Start

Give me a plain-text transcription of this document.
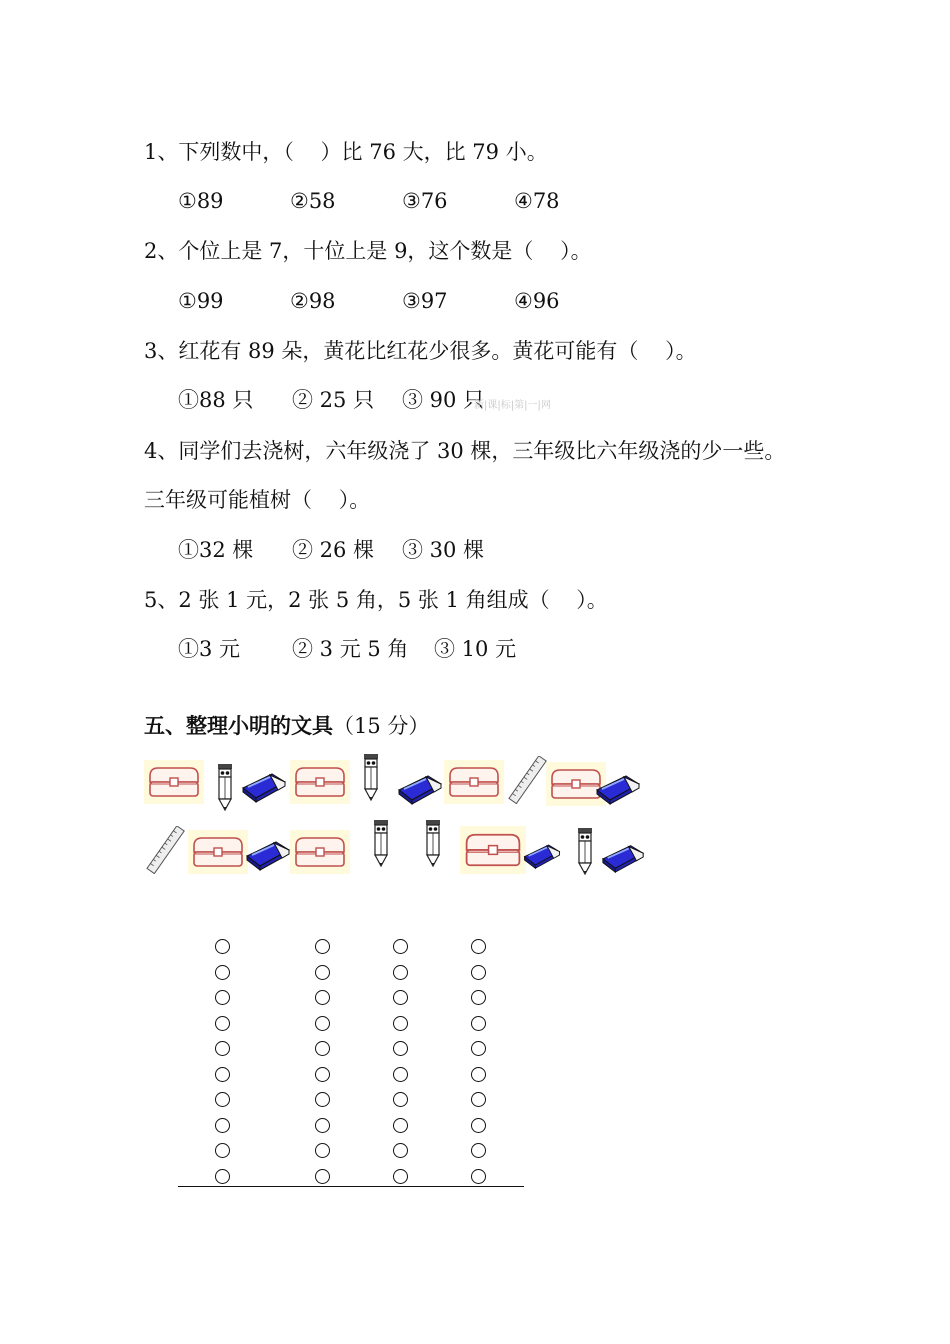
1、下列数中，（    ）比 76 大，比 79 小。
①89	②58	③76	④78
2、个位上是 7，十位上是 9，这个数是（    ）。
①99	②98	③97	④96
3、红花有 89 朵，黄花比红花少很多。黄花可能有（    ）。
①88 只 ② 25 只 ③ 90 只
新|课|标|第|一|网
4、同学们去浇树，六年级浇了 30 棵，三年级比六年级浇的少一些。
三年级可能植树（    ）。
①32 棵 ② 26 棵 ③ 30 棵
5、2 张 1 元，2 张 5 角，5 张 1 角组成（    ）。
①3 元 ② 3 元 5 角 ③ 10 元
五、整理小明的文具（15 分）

End
Start

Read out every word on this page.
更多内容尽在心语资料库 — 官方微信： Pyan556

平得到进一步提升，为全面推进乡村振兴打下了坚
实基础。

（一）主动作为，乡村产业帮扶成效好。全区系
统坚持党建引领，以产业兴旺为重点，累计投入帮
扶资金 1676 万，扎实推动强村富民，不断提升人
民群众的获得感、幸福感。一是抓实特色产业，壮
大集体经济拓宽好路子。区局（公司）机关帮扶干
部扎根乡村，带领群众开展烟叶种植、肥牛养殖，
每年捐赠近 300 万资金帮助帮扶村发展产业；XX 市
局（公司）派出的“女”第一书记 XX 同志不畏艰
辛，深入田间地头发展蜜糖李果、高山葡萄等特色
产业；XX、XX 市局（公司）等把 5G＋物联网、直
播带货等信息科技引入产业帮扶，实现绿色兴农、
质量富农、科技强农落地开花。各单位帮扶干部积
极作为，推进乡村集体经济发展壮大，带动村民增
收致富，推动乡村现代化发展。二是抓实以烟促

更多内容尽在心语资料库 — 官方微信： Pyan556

End
Start

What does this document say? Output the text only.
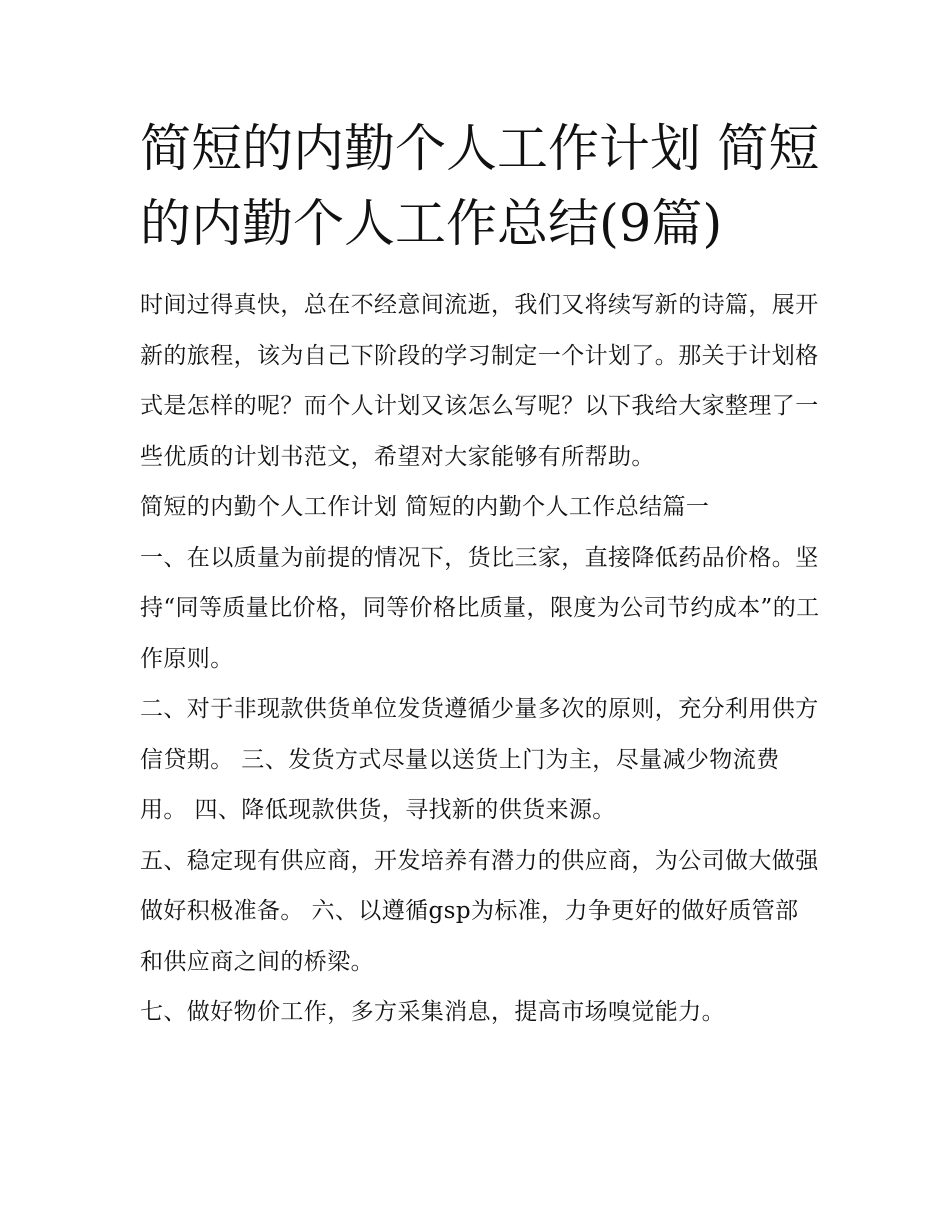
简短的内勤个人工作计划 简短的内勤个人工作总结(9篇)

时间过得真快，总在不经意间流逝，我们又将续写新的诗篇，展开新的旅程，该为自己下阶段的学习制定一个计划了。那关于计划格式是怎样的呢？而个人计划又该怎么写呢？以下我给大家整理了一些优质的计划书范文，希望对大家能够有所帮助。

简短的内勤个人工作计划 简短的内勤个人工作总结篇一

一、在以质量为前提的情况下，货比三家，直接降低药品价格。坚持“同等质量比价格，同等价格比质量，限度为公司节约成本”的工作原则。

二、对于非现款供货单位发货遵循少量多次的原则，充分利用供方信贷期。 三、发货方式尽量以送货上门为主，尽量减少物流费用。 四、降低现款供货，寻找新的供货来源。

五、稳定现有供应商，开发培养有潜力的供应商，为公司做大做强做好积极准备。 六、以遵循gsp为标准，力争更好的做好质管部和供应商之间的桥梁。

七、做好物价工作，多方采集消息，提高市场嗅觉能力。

End

◆ The request ◆
Look over the listing above. Pick out and copy every line that includes "text".

◆ Exercise response ◆
Give me a plain-text transcription of this document.
What does this document say? Output the text only.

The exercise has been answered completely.